• What you have to do
Pick every line with "only" from the material below.

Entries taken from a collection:
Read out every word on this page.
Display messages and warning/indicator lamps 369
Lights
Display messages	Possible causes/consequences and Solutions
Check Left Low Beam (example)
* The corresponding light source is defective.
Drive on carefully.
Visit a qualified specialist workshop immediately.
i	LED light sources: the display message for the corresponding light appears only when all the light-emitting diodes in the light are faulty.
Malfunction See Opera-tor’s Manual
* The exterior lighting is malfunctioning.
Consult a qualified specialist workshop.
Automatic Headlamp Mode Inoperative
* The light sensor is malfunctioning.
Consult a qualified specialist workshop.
* * *
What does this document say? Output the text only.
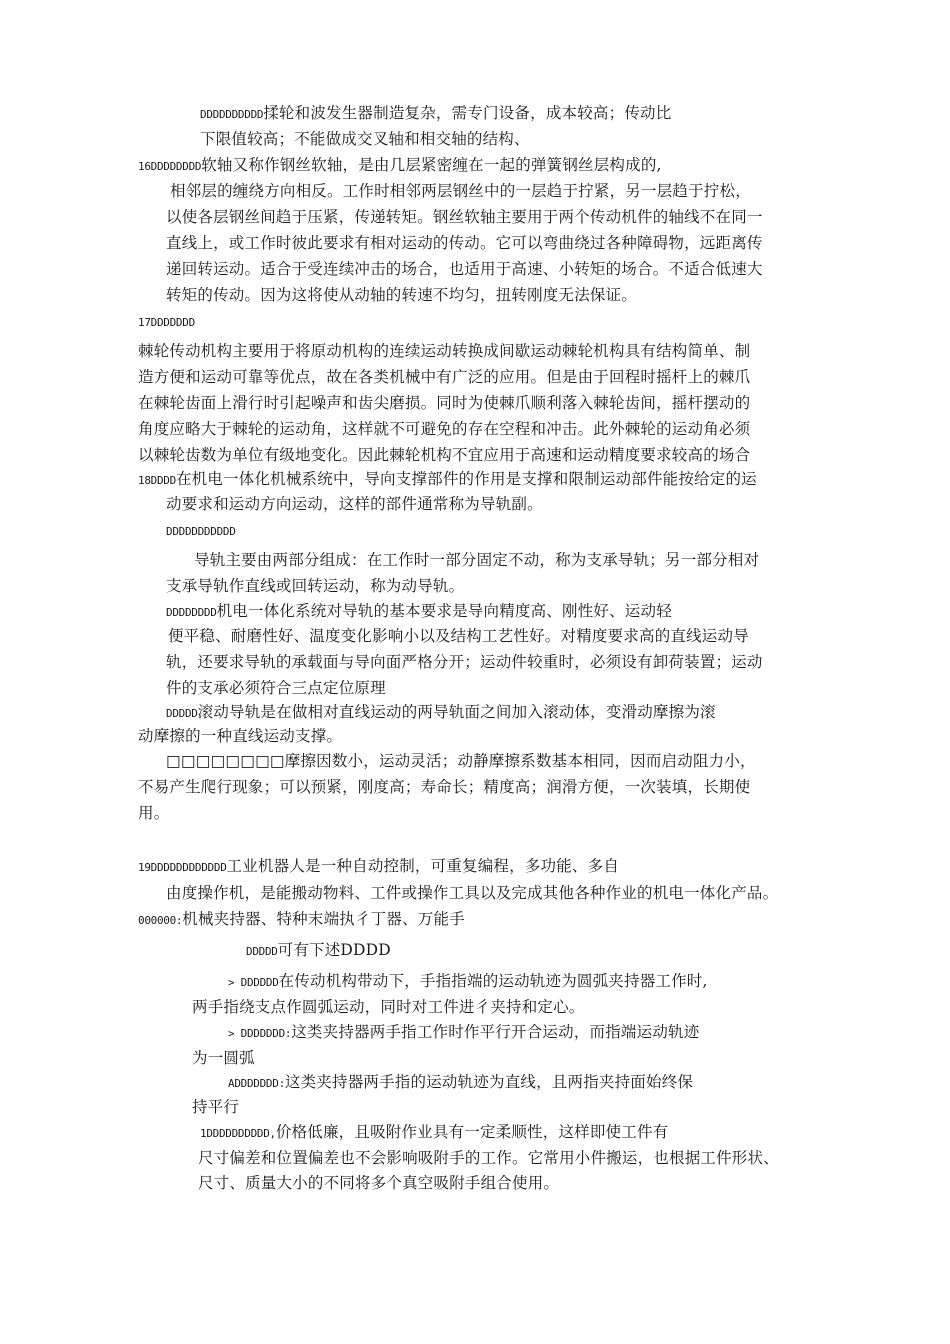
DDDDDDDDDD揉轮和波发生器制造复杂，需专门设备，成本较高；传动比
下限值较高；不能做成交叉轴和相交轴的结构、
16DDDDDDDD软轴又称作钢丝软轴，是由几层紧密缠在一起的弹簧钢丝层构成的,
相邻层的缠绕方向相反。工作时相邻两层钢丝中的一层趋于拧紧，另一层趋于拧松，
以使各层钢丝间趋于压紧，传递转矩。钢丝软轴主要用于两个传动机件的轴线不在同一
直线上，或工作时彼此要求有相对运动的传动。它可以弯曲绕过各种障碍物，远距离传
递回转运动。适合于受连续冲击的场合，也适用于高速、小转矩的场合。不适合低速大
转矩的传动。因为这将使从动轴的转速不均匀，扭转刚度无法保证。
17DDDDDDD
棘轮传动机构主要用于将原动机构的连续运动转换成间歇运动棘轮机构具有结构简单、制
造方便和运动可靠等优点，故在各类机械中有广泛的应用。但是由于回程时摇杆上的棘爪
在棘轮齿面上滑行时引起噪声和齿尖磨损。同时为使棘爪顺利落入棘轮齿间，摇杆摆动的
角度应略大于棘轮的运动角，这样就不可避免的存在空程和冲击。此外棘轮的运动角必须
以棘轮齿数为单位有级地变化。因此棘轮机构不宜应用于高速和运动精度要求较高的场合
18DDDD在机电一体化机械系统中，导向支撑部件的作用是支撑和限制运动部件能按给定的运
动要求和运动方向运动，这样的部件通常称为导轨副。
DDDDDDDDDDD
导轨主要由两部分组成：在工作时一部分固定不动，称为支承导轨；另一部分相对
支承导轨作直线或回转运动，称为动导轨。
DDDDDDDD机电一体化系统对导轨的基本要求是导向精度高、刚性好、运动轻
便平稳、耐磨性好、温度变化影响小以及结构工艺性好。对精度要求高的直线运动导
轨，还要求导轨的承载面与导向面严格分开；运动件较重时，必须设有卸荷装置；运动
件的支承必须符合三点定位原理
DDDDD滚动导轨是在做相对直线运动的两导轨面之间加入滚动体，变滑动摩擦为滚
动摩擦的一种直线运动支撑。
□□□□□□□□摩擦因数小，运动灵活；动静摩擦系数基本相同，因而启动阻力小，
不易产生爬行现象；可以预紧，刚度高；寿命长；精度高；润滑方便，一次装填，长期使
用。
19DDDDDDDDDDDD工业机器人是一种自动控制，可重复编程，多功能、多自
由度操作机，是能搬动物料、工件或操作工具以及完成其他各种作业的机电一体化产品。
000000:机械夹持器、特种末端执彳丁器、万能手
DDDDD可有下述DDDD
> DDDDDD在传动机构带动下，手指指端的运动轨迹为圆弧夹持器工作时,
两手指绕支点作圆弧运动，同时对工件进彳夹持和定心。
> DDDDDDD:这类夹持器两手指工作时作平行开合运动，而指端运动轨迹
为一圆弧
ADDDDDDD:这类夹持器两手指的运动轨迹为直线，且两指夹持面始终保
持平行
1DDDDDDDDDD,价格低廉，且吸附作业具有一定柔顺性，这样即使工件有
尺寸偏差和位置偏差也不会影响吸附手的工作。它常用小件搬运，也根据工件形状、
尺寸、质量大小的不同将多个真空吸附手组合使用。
* * *
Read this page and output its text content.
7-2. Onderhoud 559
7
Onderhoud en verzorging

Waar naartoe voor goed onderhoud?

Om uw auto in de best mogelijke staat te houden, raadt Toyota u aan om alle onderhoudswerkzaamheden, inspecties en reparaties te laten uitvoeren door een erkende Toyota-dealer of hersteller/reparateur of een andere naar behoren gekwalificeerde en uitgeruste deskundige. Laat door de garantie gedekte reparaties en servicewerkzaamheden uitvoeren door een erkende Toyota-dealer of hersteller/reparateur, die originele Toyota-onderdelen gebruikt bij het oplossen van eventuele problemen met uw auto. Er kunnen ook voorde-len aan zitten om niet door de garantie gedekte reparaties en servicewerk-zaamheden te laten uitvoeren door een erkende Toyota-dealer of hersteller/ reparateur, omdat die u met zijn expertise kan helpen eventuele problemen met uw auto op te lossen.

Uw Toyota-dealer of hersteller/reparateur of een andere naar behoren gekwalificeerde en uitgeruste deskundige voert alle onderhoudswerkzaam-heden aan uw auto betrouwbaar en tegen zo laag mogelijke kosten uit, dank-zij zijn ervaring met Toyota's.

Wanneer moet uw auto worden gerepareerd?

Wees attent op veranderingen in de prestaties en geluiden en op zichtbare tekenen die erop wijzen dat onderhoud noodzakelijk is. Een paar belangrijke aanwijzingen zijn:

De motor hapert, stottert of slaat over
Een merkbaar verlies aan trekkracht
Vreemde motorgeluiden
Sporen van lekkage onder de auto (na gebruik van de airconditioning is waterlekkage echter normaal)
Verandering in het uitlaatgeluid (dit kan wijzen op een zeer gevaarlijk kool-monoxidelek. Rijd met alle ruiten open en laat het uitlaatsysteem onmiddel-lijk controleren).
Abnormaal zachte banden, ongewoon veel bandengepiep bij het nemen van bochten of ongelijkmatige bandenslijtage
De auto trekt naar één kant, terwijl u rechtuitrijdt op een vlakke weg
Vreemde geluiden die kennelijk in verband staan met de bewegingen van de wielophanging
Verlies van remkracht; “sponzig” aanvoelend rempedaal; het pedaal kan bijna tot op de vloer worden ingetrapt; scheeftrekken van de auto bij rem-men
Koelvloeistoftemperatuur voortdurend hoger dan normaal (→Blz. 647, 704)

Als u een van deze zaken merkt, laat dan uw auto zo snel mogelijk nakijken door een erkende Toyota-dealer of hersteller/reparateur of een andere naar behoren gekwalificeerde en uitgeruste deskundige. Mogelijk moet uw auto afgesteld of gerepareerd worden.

• Result of the exercise
i	LED light sources: the display message for the corresponding light appears only when all the light-emitting diodes in the light are faulty.
What does this document say? Output the text only.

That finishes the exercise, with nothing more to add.